- **RECORDED INFORMATION**:
********************

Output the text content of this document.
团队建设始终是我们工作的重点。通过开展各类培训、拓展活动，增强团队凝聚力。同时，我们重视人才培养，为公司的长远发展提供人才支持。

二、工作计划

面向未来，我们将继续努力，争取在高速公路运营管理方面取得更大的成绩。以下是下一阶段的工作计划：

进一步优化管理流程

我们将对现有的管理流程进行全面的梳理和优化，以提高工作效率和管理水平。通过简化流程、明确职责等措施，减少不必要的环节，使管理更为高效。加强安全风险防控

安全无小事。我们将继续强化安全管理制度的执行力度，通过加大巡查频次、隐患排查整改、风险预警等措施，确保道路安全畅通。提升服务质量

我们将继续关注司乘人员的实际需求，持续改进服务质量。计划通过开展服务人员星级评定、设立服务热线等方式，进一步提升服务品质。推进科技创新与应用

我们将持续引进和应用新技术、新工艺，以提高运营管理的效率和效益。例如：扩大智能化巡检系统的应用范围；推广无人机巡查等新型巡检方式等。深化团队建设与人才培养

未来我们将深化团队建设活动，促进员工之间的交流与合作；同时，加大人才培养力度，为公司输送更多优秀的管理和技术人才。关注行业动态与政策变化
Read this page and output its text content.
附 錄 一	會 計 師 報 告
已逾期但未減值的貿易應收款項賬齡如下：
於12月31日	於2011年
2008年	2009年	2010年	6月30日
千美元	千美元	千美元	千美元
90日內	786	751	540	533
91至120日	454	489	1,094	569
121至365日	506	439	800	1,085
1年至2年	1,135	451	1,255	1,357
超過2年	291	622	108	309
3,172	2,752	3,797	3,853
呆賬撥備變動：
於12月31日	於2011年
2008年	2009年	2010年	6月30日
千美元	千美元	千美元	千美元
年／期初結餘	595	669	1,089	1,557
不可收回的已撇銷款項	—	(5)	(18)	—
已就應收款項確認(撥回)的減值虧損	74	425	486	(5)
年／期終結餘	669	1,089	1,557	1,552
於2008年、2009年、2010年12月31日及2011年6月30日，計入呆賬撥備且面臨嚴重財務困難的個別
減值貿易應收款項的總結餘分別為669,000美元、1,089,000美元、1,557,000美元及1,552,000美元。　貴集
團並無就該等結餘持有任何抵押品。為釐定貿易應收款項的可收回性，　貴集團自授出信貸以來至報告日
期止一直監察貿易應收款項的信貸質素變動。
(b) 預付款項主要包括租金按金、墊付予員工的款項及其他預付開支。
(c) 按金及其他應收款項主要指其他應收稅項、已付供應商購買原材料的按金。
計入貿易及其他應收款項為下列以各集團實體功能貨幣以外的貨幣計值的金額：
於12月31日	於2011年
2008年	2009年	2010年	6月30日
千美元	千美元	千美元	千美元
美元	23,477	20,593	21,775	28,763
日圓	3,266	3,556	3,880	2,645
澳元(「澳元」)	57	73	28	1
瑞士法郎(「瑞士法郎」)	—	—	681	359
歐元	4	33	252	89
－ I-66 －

********************

- **EXERCISE DIRECTIONS**:
Output the entries exactly.

- **ANSWER TO THE PROBLEM**:
Output the text content of this document.
团队建设始终是我们工作的重点。通过开展各类培训、拓展活动，增强团队凝聚力。同时，我们重视人才培养，为公司的长远发展提供人才支持。

二、工作计划

面向未来，我们将继续努力，争取在高速公路运营管理方面取得更大的成绩。以下是下一阶段的工作计划：

进一步优化管理流程

我们将对现有的管理流程进行全面的梳理和优化，以提高工作效率和管理水平。通过简化流程、明确职责等措施，减少不必要的环节，使管理更为高效。加强安全风险防控

安全无小事。我们将继续强化安全管理制度的执行力度，通过加大巡查频次、隐患排查整改、风险预警等措施，确保道路安全畅通。提升服务质量

我们将继续关注司乘人员的实际需求，持续改进服务质量。计划通过开展服务人员星级评定、设立服务热线等方式，进一步提升服务品质。推进科技创新与应用

我们将持续引进和应用新技术、新工艺，以提高运营管理的效率和效益。例如：扩大智能化巡检系统的应用范围；推广无人机巡查等新型巡检方式等。深化团队建设与人才培养

未来我们将深化团队建设活动，促进员工之间的交流与合作；同时，加大人才培养力度，为公司输送更多优秀的管理和技术人才。关注行业动态与政策变化
Read this page and output its text content.
附 錄 一	會 計 師 報 告
已逾期但未減值的貿易應收款項賬齡如下：
於12月31日	於2011年
2008年	2009年	2010年	6月30日
千美元	千美元	千美元	千美元
90日內	786	751	540	533
91至120日	454	489	1,094	569
121至365日	506	439	800	1,085
1年至2年	1,135	451	1,255	1,357
超過2年	291	622	108	309
3,172	2,752	3,797	3,853
呆賬撥備變動：
於12月31日	於2011年
2008年	2009年	2010年	6月30日
千美元	千美元	千美元	千美元
年／期初結餘	595	669	1,089	1,557
不可收回的已撇銷款項	—	(5)	(18)	—
已就應收款項確認(撥回)的減值虧損	74	425	486	(5)
年／期終結餘	669	1,089	1,557	1,552
於2008年、2009年、2010年12月31日及2011年6月30日，計入呆賬撥備且面臨嚴重財務困難的個別
減值貿易應收款項的總結餘分別為669,000美元、1,089,000美元、1,557,000美元及1,552,000美元。　貴集
團並無就該等結餘持有任何抵押品。為釐定貿易應收款項的可收回性，　貴集團自授出信貸以來至報告日
期止一直監察貿易應收款項的信貸質素變動。
(b) 預付款項主要包括租金按金、墊付予員工的款項及其他預付開支。
(c) 按金及其他應收款項主要指其他應收稅項、已付供應商購買原材料的按金。
計入貿易及其他應收款項為下列以各集團實體功能貨幣以外的貨幣計值的金額：
於12月31日	於2011年
2008年	2009年	2010年	6月30日
千美元	千美元	千美元	千美元
美元	23,477	20,593	21,775	28,763
日圓	3,266	3,556	3,880	2,645
澳元(「澳元」)	57	73	28	1
瑞士法郎(「瑞士法郎」)	—	—	681	359
歐元	4	33	252	89
－ I-66 －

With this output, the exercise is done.